=== Exercise requirements ===
Look through the records below, and copy out every line that holds the string "งกฤษ".

>> START

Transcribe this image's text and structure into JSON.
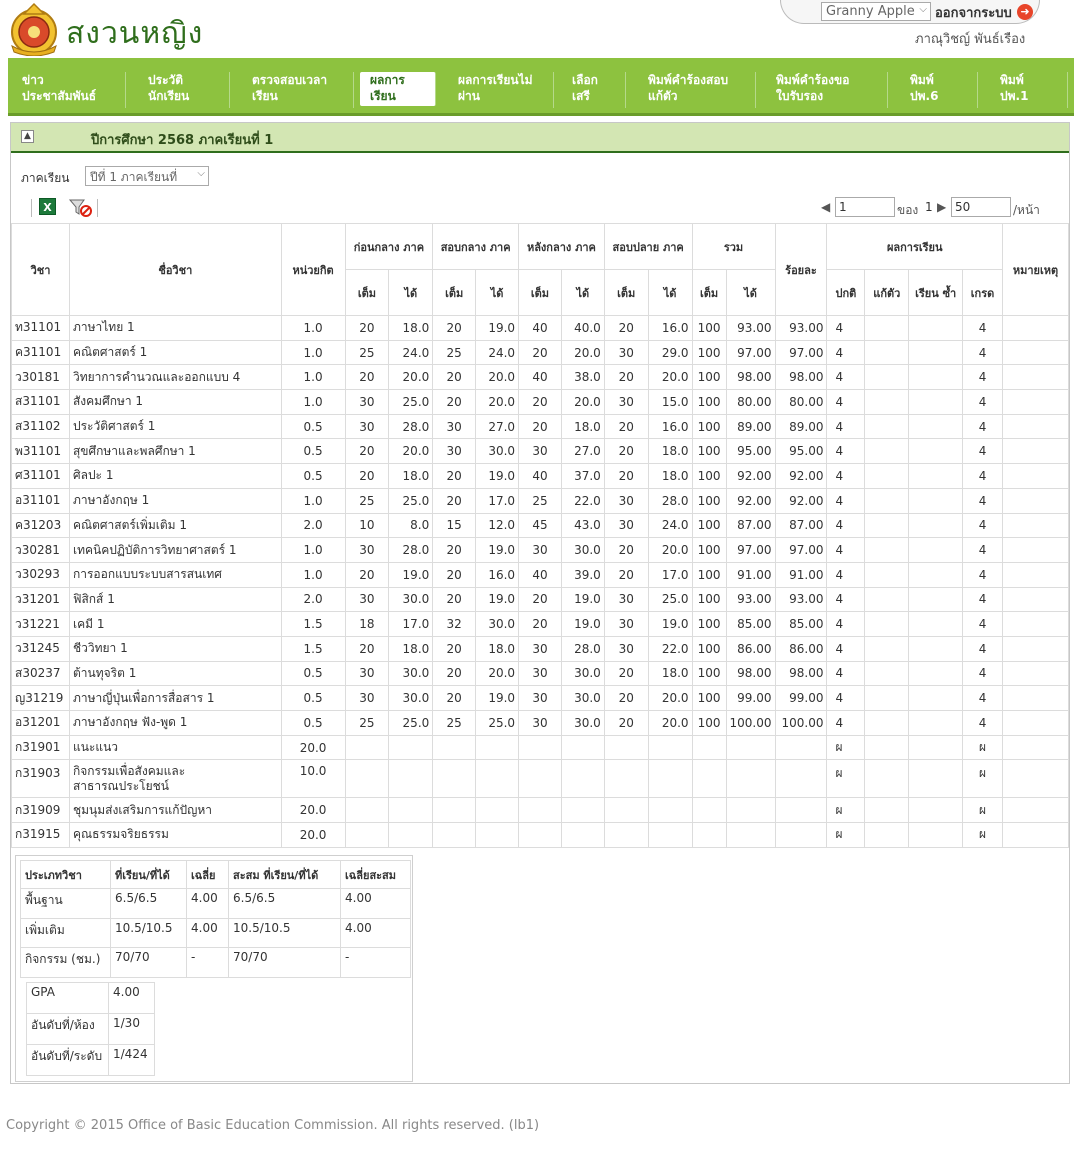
{
  "header": {
    "school_name": "สงวนหญิง",
    "user_select_value": "Granny Apple",
    "logout_label": "ออกจากระบบ",
    "user_fullname": "ภาณุวิชญ์  พันธ์เรือง"
  },
  "nav": {
    "items": [
      {
        "line1": "ข่าว",
        "line2": "ประชาสัมพันธ์"
      },
      {
        "line1": "ประวัติ",
        "line2": "นักเรียน"
      },
      {
        "line1": "ตรวจสอบเวลา",
        "line2": "เรียน"
      },
      {
        "line1": "ผลการ",
        "line2": "เรียน"
      },
      {
        "line1": "ผลการเรียนไม่",
        "line2": "ผ่าน"
      },
      {
        "line1": "เลือก",
        "line2": "เสรี"
      },
      {
        "line1": "พิมพ์คำร้องสอบ",
        "line2": "แก้ตัว"
      },
      {
        "line1": "พิมพ์คำร้องขอ",
        "line2": "ใบรับรอง"
      },
      {
        "line1": "พิมพ์",
        "line2": "ปพ.6"
      },
      {
        "line1": "พิมพ์",
        "line2": "ปพ.1"
      }
    ],
    "active_index": 3
  },
  "panel": {
    "title": "ปีการศึกษา  2568  ภาคเรียนที่  1",
    "semester_label": "ภาคเรียน",
    "semester_value": "ปีที่  1  ภาคเรียนที่"
  },
  "toolbar": {
    "excel_icon": "X",
    "page_value": "1",
    "of_label": "ของ",
    "total_pages": "1",
    "page_size": "50",
    "per_page_label": "/หน้า"
  },
  "table": {
    "headers": {
      "code": "วิชา",
      "name": "ชื่อวิชา",
      "credit": "หน่วยกิต",
      "pre_mid": "ก่อนกลาง ภาค",
      "mid": "สอบกลาง ภาค",
      "post_mid": "หลังกลาง ภาค",
      "final": "สอบปลาย ภาค",
      "total": "รวม",
      "percent": "ร้อยละ",
      "result": "ผลการเรียน",
      "note": "หมายเหตุ",
      "full": "เต็ม",
      "got": "ได้",
      "normal": "ปกติ",
      "retest": "แก้ตัว",
      "repeat": "เรียน ซ้ำ",
      "grade": "เกรด"
    },
    "rows": [
      {
        "code": "ท31101",
        "name": "ภาษาไทย  1",
        "credit": "1.0",
        "pf": "20",
        "pg": "18.0",
        "mf": "20",
        "mg": "19.0",
        "af": "40",
        "ag": "40.0",
        "ff": "20",
        "fg": "16.0",
        "tf": "100",
        "tg": "93.00",
        "pct": "93.00",
        "normal": "4",
        "grade": "4"
      },
      {
        "code": "ค31101",
        "name": "คณิตศาสตร์  1",
        "credit": "1.0",
        "pf": "25",
        "pg": "24.0",
        "mf": "25",
        "mg": "24.0",
        "af": "20",
        "ag": "20.0",
        "ff": "30",
        "fg": "29.0",
        "tf": "100",
        "tg": "97.00",
        "pct": "97.00",
        "normal": "4",
        "grade": "4"
      },
      {
        "code": "ว30181",
        "name": "วิทยาการคำนวณและออกแบบ  4",
        "credit": "1.0",
        "pf": "20",
        "pg": "20.0",
        "mf": "20",
        "mg": "20.0",
        "af": "40",
        "ag": "38.0",
        "ff": "20",
        "fg": "20.0",
        "tf": "100",
        "tg": "98.00",
        "pct": "98.00",
        "normal": "4",
        "grade": "4"
      },
      {
        "code": "ส31101",
        "name": "สังคมศึกษา  1",
        "credit": "1.0",
        "pf": "30",
        "pg": "25.0",
        "mf": "20",
        "mg": "20.0",
        "af": "20",
        "ag": "20.0",
        "ff": "30",
        "fg": "15.0",
        "tf": "100",
        "tg": "80.00",
        "pct": "80.00",
        "normal": "4",
        "grade": "4"
      },
      {
        "code": "ส31102",
        "name": "ประวัติศาสตร์  1",
        "credit": "0.5",
        "pf": "30",
        "pg": "28.0",
        "mf": "30",
        "mg": "27.0",
        "af": "20",
        "ag": "18.0",
        "ff": "20",
        "fg": "16.0",
        "tf": "100",
        "tg": "89.00",
        "pct": "89.00",
        "normal": "4",
        "grade": "4"
      },
      {
        "code": "พ31101",
        "name": "สุขศึกษาและพลศึกษา  1",
        "credit": "0.5",
        "pf": "20",
        "pg": "20.0",
        "mf": "30",
        "mg": "30.0",
        "af": "30",
        "ag": "27.0",
        "ff": "20",
        "fg": "18.0",
        "tf": "100",
        "tg": "95.00",
        "pct": "95.00",
        "normal": "4",
        "grade": "4"
      },
      {
        "code": "ศ31101",
        "name": "ศิลปะ  1",
        "credit": "0.5",
        "pf": "20",
        "pg": "18.0",
        "mf": "20",
        "mg": "19.0",
        "af": "40",
        "ag": "37.0",
        "ff": "20",
        "fg": "18.0",
        "tf": "100",
        "tg": "92.00",
        "pct": "92.00",
        "normal": "4",
        "grade": "4"
      },
      {
        "code": "อ31101",
        "name": "ภาษาอังกฤษ  1",
        "credit": "1.0",
        "pf": "25",
        "pg": "25.0",
        "mf": "20",
        "mg": "17.0",
        "af": "25",
        "ag": "22.0",
        "ff": "30",
        "fg": "28.0",
        "tf": "100",
        "tg": "92.00",
        "pct": "92.00",
        "normal": "4",
        "grade": "4"
      },
      {
        "code": "ค31203",
        "name": "คณิตศาสตร์เพิ่มเติม  1",
        "credit": "2.0",
        "pf": "10",
        "pg": "8.0",
        "mf": "15",
        "mg": "12.0",
        "af": "45",
        "ag": "43.0",
        "ff": "30",
        "fg": "24.0",
        "tf": "100",
        "tg": "87.00",
        "pct": "87.00",
        "normal": "4",
        "grade": "4"
      },
      {
        "code": "ว30281",
        "name": "เทคนิคปฏิบัติการวิทยาศาสตร์  1",
        "credit": "1.0",
        "pf": "30",
        "pg": "28.0",
        "mf": "20",
        "mg": "19.0",
        "af": "30",
        "ag": "30.0",
        "ff": "20",
        "fg": "20.0",
        "tf": "100",
        "tg": "97.00",
        "pct": "97.00",
        "normal": "4",
        "grade": "4"
      },
      {
        "code": "ว30293",
        "name": "การออกแบบระบบสารสนเทศ",
        "credit": "1.0",
        "pf": "20",
        "pg": "19.0",
        "mf": "20",
        "mg": "16.0",
        "af": "40",
        "ag": "39.0",
        "ff": "20",
        "fg": "17.0",
        "tf": "100",
        "tg": "91.00",
        "pct": "91.00",
        "normal": "4",
        "grade": "4"
      },
      {
        "code": "ว31201",
        "name": "ฟิสิกส์  1",
        "credit": "2.0",
        "pf": "30",
        "pg": "30.0",
        "mf": "20",
        "mg": "19.0",
        "af": "20",
        "ag": "19.0",
        "ff": "30",
        "fg": "25.0",
        "tf": "100",
        "tg": "93.00",
        "pct": "93.00",
        "normal": "4",
        "grade": "4"
      },
      {
        "code": "ว31221",
        "name": "เคมี  1",
        "credit": "1.5",
        "pf": "18",
        "pg": "17.0",
        "mf": "32",
        "mg": "30.0",
        "af": "20",
        "ag": "19.0",
        "ff": "30",
        "fg": "19.0",
        "tf": "100",
        "tg": "85.00",
        "pct": "85.00",
        "normal": "4",
        "grade": "4"
      },
      {
        "code": "ว31245",
        "name": "ชีววิทยา  1",
        "credit": "1.5",
        "pf": "20",
        "pg": "18.0",
        "mf": "20",
        "mg": "18.0",
        "af": "30",
        "ag": "28.0",
        "ff": "30",
        "fg": "22.0",
        "tf": "100",
        "tg": "86.00",
        "pct": "86.00",
        "normal": "4",
        "grade": "4"
      },
      {
        "code": "ส30237",
        "name": "ต้านทุจริต  1",
        "credit": "0.5",
        "pf": "30",
        "pg": "30.0",
        "mf": "20",
        "mg": "20.0",
        "af": "30",
        "ag": "30.0",
        "ff": "20",
        "fg": "18.0",
        "tf": "100",
        "tg": "98.00",
        "pct": "98.00",
        "normal": "4",
        "grade": "4"
      },
      {
        "code": "ญ31219",
        "name": "ภาษาญี่ปุ่นเพื่อการสื่อสาร  1",
        "credit": "0.5",
        "pf": "30",
        "pg": "30.0",
        "mf": "20",
        "mg": "19.0",
        "af": "30",
        "ag": "30.0",
        "ff": "20",
        "fg": "20.0",
        "tf": "100",
        "tg": "99.00",
        "pct": "99.00",
        "normal": "4",
        "grade": "4"
      },
      {
        "code": "อ31201",
        "name": "ภาษาอังกฤษ  ฟัง-พูด  1",
        "credit": "0.5",
        "pf": "25",
        "pg": "25.0",
        "mf": "25",
        "mg": "25.0",
        "af": "30",
        "ag": "30.0",
        "ff": "20",
        "fg": "20.0",
        "tf": "100",
        "tg": "100.00",
        "pct": "100.00",
        "normal": "4",
        "grade": "4"
      },
      {
        "code": "ก31901",
        "name": "แนะแนว",
        "credit": "20.0",
        "normal": "ผ",
        "grade": "ผ"
      },
      {
        "code": "ก31903",
        "name": "กิจกรรมเพื่อสังคมและสาธารณประโยชน์",
        "credit": "10.0",
        "normal": "ผ",
        "grade": "ผ",
        "tall": true
      },
      {
        "code": "ก31909",
        "name": "ชุมนุมส่งเสริมการแก้ปัญหา",
        "credit": "20.0",
        "normal": "ผ",
        "grade": "ผ"
      },
      {
        "code": "ก31915",
        "name": "คุณธรรมจริยธรรม",
        "credit": "20.0",
        "normal": "ผ",
        "grade": "ผ"
      }
    ]
  },
  "summary": {
    "headers": [
      "ประเภทวิชา",
      "ที่เรียน/ที่ได้",
      "เฉลี่ย",
      "สะสม  ที่เรียน/ที่ได้",
      "เฉลี่ยสะสม"
    ],
    "rows": [
      [
        "พื้นฐาน",
        "6.5/6.5",
        "4.00",
        "6.5/6.5",
        "4.00"
      ],
      [
        "เพิ่มเติม",
        "10.5/10.5",
        "4.00",
        "10.5/10.5",
        "4.00"
      ],
      [
        "กิจกรรม  (ชม.)",
        "70/70",
        "-",
        "70/70",
        "-"
      ]
    ],
    "gpa": [
      [
        "GPA",
        "4.00"
      ],
      [
        "อันดับที่/ห้อง",
        "1/30"
      ],
      [
        "อันดับที่/ระดับ",
        "1/424"
      ]
    ]
  },
  "footer": {
    "copyright": "Copyright © 2015 Office of Basic Education Commission. All rights reserved. (lb1)"
  }
}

>> END

=== The result ===
        "name": "ภาษาอังกฤษ  1",
        "name": "ภาษาอังกฤษ  ฟัง-พูด  1",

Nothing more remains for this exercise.